_What you need to do_
Every line that holds "title" should be shown.

_Material for this task_
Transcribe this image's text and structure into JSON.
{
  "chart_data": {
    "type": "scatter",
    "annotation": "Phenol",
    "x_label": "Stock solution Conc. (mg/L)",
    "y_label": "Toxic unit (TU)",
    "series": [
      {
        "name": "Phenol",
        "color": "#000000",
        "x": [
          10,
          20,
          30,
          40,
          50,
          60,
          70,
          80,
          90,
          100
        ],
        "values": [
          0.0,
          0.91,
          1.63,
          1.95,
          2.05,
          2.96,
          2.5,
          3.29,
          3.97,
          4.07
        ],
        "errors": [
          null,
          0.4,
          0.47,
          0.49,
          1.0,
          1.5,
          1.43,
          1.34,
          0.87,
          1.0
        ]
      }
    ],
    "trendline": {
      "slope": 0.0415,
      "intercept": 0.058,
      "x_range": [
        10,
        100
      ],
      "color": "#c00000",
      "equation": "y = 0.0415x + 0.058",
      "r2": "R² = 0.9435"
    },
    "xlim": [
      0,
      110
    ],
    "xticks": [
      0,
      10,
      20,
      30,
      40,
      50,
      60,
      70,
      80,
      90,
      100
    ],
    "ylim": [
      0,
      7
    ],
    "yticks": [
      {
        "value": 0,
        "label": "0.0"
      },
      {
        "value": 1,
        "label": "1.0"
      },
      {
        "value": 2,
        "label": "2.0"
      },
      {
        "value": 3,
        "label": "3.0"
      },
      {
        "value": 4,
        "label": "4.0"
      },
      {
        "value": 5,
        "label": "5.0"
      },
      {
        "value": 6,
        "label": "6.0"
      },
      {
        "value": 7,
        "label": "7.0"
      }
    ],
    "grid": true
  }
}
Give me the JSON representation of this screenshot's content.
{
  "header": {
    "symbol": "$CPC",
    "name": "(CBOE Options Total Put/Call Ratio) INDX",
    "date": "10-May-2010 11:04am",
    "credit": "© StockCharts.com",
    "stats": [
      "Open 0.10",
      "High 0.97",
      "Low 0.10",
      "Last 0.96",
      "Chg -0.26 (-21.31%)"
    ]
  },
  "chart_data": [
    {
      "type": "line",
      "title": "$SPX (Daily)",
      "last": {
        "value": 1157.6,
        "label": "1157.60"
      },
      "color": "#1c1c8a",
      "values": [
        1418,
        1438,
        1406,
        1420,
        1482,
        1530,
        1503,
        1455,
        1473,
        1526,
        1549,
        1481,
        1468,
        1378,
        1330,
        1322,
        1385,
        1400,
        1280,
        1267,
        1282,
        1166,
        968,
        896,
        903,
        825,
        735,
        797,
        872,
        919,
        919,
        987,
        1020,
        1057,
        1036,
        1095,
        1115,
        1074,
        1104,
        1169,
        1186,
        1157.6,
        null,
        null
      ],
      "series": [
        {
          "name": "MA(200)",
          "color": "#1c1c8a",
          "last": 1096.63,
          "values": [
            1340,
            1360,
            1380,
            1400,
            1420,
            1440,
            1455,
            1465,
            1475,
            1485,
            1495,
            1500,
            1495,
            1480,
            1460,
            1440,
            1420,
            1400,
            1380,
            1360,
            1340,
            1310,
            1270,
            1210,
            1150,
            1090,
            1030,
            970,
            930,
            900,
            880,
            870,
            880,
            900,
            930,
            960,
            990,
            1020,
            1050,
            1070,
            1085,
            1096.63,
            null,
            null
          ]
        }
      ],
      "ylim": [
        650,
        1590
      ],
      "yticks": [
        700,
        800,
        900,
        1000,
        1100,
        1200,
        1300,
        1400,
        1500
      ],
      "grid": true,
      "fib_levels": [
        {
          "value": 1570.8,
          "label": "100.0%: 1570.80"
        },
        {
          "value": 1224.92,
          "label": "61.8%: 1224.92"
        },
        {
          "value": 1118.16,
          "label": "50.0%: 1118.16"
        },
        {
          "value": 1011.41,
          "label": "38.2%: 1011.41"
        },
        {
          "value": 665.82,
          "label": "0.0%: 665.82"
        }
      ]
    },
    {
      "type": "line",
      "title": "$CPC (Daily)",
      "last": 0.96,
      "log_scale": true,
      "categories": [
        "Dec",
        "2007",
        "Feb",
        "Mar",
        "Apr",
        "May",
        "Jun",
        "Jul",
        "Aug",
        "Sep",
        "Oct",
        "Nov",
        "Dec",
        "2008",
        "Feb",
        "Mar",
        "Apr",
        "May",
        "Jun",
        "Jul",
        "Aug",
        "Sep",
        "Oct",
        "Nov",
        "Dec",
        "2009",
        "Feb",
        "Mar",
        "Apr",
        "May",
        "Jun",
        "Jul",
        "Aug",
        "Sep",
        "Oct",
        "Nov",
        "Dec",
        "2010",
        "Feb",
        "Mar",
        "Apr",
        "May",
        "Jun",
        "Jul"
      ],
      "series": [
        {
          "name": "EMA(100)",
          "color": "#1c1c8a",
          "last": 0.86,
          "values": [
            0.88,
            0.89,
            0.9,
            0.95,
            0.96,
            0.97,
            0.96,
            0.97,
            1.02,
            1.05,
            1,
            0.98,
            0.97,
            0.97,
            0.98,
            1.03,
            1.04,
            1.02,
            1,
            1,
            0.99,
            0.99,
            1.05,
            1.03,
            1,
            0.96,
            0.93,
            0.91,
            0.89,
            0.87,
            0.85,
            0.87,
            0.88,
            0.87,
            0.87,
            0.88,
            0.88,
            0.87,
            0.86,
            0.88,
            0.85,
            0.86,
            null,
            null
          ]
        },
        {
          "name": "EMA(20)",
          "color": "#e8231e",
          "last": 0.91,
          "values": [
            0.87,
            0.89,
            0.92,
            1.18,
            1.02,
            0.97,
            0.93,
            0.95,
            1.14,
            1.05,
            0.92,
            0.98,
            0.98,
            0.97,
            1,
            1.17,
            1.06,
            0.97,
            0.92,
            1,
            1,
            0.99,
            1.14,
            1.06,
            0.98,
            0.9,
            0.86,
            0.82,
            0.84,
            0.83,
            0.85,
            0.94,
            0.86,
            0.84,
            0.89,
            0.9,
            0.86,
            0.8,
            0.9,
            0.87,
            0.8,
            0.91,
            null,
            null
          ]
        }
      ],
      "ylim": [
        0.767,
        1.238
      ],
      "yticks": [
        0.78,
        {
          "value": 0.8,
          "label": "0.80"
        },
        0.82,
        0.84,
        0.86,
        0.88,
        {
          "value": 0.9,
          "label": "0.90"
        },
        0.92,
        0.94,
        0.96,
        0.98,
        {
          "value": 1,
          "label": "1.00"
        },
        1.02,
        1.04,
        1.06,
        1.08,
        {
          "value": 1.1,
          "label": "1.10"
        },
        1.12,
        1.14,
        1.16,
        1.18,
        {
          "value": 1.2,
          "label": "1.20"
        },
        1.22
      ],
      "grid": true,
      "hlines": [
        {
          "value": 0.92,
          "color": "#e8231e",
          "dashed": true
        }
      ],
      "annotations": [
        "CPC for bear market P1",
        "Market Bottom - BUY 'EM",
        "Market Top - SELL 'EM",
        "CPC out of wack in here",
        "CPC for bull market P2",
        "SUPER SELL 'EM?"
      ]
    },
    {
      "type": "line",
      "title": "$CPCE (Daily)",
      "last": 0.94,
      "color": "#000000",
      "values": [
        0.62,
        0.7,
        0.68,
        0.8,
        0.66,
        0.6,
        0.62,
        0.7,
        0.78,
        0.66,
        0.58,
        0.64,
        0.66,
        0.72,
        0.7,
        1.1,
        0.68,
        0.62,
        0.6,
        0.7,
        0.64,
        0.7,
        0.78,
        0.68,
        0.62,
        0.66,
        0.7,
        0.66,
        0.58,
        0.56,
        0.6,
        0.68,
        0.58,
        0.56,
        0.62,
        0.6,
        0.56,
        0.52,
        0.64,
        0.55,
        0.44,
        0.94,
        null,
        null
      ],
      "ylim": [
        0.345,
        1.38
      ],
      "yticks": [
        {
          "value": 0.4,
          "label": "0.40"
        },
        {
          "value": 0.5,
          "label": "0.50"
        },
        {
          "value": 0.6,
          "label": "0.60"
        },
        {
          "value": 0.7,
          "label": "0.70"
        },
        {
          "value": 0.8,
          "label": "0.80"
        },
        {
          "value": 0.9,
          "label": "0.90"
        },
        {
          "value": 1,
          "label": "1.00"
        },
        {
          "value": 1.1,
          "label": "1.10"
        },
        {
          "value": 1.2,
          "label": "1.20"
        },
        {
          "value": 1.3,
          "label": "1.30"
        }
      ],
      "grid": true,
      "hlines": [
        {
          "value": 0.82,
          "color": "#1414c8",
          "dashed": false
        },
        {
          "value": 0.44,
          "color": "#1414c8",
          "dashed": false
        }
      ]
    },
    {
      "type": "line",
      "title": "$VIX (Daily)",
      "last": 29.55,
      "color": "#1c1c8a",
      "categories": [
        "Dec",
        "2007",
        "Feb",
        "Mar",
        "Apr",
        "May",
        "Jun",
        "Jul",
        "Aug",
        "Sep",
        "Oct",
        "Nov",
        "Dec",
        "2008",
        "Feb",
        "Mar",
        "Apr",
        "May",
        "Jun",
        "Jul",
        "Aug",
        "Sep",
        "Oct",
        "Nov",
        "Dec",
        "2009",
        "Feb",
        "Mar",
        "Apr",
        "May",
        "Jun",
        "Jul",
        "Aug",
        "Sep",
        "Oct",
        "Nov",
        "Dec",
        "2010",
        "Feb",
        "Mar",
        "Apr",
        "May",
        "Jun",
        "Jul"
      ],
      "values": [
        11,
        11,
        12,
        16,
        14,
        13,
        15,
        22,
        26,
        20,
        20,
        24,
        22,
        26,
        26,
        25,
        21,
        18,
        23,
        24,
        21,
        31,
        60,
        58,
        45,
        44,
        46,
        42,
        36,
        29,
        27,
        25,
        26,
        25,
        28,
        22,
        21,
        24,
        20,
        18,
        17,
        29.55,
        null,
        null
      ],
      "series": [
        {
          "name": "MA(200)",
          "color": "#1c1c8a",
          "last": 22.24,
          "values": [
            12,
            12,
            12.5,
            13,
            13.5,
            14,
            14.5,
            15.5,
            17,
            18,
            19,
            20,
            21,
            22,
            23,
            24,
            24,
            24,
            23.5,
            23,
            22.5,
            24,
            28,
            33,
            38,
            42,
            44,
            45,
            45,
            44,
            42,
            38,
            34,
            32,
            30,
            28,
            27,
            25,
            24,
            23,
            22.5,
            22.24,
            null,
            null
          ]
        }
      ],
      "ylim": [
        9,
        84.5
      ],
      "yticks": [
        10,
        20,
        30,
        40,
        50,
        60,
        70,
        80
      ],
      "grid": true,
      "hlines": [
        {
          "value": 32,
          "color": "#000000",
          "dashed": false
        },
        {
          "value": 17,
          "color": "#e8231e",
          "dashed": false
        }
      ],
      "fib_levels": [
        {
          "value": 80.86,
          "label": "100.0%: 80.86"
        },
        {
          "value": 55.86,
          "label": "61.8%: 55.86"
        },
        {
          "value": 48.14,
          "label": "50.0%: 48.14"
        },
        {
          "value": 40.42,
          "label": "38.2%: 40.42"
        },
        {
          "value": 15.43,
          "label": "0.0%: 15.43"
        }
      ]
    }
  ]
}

_The reply_
      "title": "$SPX (Daily)",
      "title": "$CPC (Daily)",
      "title": "$CPCE (Daily)",
      "title": "$VIX (Daily)",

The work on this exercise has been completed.